──────── DATA SHOWN

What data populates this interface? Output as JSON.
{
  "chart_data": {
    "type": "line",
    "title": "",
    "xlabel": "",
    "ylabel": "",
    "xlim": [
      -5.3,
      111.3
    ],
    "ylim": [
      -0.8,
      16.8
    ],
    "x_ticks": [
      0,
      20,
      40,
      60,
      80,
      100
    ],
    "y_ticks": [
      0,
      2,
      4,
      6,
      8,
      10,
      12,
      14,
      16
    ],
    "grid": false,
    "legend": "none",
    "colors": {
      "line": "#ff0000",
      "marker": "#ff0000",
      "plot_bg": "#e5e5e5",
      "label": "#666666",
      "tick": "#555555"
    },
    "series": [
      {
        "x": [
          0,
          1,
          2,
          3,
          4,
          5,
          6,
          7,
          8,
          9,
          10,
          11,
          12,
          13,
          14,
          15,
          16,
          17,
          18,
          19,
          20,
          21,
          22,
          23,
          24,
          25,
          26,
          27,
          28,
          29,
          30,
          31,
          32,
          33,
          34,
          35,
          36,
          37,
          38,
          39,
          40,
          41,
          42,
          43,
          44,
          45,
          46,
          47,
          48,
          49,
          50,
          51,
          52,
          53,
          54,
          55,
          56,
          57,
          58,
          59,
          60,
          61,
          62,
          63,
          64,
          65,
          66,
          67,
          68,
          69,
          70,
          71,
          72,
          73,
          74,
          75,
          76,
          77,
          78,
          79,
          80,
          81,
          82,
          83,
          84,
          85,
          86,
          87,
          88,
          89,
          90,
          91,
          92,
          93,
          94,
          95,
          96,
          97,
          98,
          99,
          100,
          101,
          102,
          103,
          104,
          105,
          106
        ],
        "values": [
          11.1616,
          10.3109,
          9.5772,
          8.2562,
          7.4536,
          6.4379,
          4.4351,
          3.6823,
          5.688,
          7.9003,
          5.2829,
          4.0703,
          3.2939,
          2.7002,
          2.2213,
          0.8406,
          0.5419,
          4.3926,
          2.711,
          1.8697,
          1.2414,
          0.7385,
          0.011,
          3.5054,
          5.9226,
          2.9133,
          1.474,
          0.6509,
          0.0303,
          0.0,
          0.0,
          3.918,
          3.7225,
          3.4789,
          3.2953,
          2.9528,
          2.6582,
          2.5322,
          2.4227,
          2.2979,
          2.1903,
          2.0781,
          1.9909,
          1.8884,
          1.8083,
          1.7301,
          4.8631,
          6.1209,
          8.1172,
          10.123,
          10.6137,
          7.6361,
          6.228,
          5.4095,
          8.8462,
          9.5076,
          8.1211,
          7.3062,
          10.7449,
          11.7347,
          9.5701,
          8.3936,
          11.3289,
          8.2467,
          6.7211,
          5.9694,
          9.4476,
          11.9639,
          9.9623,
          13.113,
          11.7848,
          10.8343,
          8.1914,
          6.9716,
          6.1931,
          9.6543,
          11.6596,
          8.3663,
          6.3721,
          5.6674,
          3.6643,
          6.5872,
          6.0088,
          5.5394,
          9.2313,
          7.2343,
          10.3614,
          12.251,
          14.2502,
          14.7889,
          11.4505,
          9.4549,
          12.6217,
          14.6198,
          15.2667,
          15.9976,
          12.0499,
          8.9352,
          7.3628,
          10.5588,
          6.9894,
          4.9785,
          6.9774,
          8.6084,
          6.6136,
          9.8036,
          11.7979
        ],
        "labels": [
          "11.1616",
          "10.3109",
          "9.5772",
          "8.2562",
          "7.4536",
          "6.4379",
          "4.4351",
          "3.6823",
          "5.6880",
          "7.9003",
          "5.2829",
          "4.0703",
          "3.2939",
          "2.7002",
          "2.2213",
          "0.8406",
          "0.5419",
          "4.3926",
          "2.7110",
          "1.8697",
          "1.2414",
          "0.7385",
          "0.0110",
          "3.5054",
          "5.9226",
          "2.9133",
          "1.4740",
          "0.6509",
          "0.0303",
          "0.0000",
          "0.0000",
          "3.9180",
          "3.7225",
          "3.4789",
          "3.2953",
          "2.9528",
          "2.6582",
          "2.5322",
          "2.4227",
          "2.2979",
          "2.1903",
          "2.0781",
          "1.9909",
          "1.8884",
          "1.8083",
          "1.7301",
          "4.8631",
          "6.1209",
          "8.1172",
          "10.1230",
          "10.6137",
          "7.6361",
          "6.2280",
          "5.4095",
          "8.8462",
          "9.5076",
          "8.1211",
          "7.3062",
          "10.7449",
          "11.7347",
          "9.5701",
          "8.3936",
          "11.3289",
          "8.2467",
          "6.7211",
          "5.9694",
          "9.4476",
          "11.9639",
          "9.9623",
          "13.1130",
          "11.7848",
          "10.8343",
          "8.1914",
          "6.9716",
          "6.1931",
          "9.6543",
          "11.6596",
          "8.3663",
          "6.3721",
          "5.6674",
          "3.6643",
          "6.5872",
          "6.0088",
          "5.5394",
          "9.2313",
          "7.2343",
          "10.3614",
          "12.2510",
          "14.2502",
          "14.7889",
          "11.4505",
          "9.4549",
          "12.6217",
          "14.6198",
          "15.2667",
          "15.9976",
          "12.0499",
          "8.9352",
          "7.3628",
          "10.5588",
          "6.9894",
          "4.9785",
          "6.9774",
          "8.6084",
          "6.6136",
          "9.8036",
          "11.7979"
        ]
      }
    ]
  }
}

────────────────

_TASK TO CARRY OUT_: Word for word, restate all of the data shown above.

_TASK SOLUTION_:
What data populates this interface? Output as JSON.
{
  "chart_data": {
    "type": "line",
    "title": "",
    "xlabel": "",
    "ylabel": "",
    "xlim": [
      -5.3,
      111.3
    ],
    "ylim": [
      -0.8,
      16.8
    ],
    "x_ticks": [
      0,
      20,
      40,
      60,
      80,
      100
    ],
    "y_ticks": [
      0,
      2,
      4,
      6,
      8,
      10,
      12,
      14,
      16
    ],
    "grid": false,
    "legend": "none",
    "colors": {
      "line": "#ff0000",
      "marker": "#ff0000",
      "plot_bg": "#e5e5e5",
      "label": "#666666",
      "tick": "#555555"
    },
    "series": [
      {
        "x": [
          0,
          1,
          2,
          3,
          4,
          5,
          6,
          7,
          8,
          9,
          10,
          11,
          12,
          13,
          14,
          15,
          16,
          17,
          18,
          19,
          20,
          21,
          22,
          23,
          24,
          25,
          26,
          27,
          28,
          29,
          30,
          31,
          32,
          33,
          34,
          35,
          36,
          37,
          38,
          39,
          40,
          41,
          42,
          43,
          44,
          45,
          46,
          47,
          48,
          49,
          50,
          51,
          52,
          53,
          54,
          55,
          56,
          57,
          58,
          59,
          60,
          61,
          62,
          63,
          64,
          65,
          66,
          67,
          68,
          69,
          70,
          71,
          72,
          73,
          74,
          75,
          76,
          77,
          78,
          79,
          80,
          81,
          82,
          83,
          84,
          85,
          86,
          87,
          88,
          89,
          90,
          91,
          92,
          93,
          94,
          95,
          96,
          97,
          98,
          99,
          100,
          101,
          102,
          103,
          104,
          105,
          106
        ],
        "values": [
          11.1616,
          10.3109,
          9.5772,
          8.2562,
          7.4536,
          6.4379,
          4.4351,
          3.6823,
          5.688,
          7.9003,
          5.2829,
          4.0703,
          3.2939,
          2.7002,
          2.2213,
          0.8406,
          0.5419,
          4.3926,
          2.711,
          1.8697,
          1.2414,
          0.7385,
          0.011,
          3.5054,
          5.9226,
          2.9133,
          1.474,
          0.6509,
          0.0303,
          0.0,
          0.0,
          3.918,
          3.7225,
          3.4789,
          3.2953,
          2.9528,
          2.6582,
          2.5322,
          2.4227,
          2.2979,
          2.1903,
          2.0781,
          1.9909,
          1.8884,
          1.8083,
          1.7301,
          4.8631,
          6.1209,
          8.1172,
          10.123,
          10.6137,
          7.6361,
          6.228,
          5.4095,
          8.8462,
          9.5076,
          8.1211,
          7.3062,
          10.7449,
          11.7347,
          9.5701,
          8.3936,
          11.3289,
          8.2467,
          6.7211,
          5.9694,
          9.4476,
          11.9639,
          9.9623,
          13.113,
          11.7848,
          10.8343,
          8.1914,
          6.9716,
          6.1931,
          9.6543,
          11.6596,
          8.3663,
          6.3721,
          5.6674,
          3.6643,
          6.5872,
          6.0088,
          5.5394,
          9.2313,
          7.2343,
          10.3614,
          12.251,
          14.2502,
          14.7889,
          11.4505,
          9.4549,
          12.6217,
          14.6198,
          15.2667,
          15.9976,
          12.0499,
          8.9352,
          7.3628,
          10.5588,
          6.9894,
          4.9785,
          6.9774,
          8.6084,
          6.6136,
          9.8036,
          11.7979
        ],
        "labels": [
          "11.1616",
          "10.3109",
          "9.5772",
          "8.2562",
          "7.4536",
          "6.4379",
          "4.4351",
          "3.6823",
          "5.6880",
          "7.9003",
          "5.2829",
          "4.0703",
          "3.2939",
          "2.7002",
          "2.2213",
          "0.8406",
          "0.5419",
          "4.3926",
          "2.7110",
          "1.8697",
          "1.2414",
          "0.7385",
          "0.0110",
          "3.5054",
          "5.9226",
          "2.9133",
          "1.4740",
          "0.6509",
          "0.0303",
          "0.0000",
          "0.0000",
          "3.9180",
          "3.7225",
          "3.4789",
          "3.2953",
          "2.9528",
          "2.6582",
          "2.5322",
          "2.4227",
          "2.2979",
          "2.1903",
          "2.0781",
          "1.9909",
          "1.8884",
          "1.8083",
          "1.7301",
          "4.8631",
          "6.1209",
          "8.1172",
          "10.1230",
          "10.6137",
          "7.6361",
          "6.2280",
          "5.4095",
          "8.8462",
          "9.5076",
          "8.1211",
          "7.3062",
          "10.7449",
          "11.7347",
          "9.5701",
          "8.3936",
          "11.3289",
          "8.2467",
          "6.7211",
          "5.9694",
          "9.4476",
          "11.9639",
          "9.9623",
          "13.1130",
          "11.7848",
          "10.8343",
          "8.1914",
          "6.9716",
          "6.1931",
          "9.6543",
          "11.6596",
          "8.3663",
          "6.3721",
          "5.6674",
          "3.6643",
          "6.5872",
          "6.0088",
          "5.5394",
          "9.2313",
          "7.2343",
          "10.3614",
          "12.2510",
          "14.2502",
          "14.7889",
          "11.4505",
          "9.4549",
          "12.6217",
          "14.6198",
          "15.2667",
          "15.9976",
          "12.0499",
          "8.9352",
          "7.3628",
          "10.5588",
          "6.9894",
          "4.9785",
          "6.9774",
          "8.6084",
          "6.6136",
          "9.8036",
          "11.7979"
        ]
      }
    ]
  }
}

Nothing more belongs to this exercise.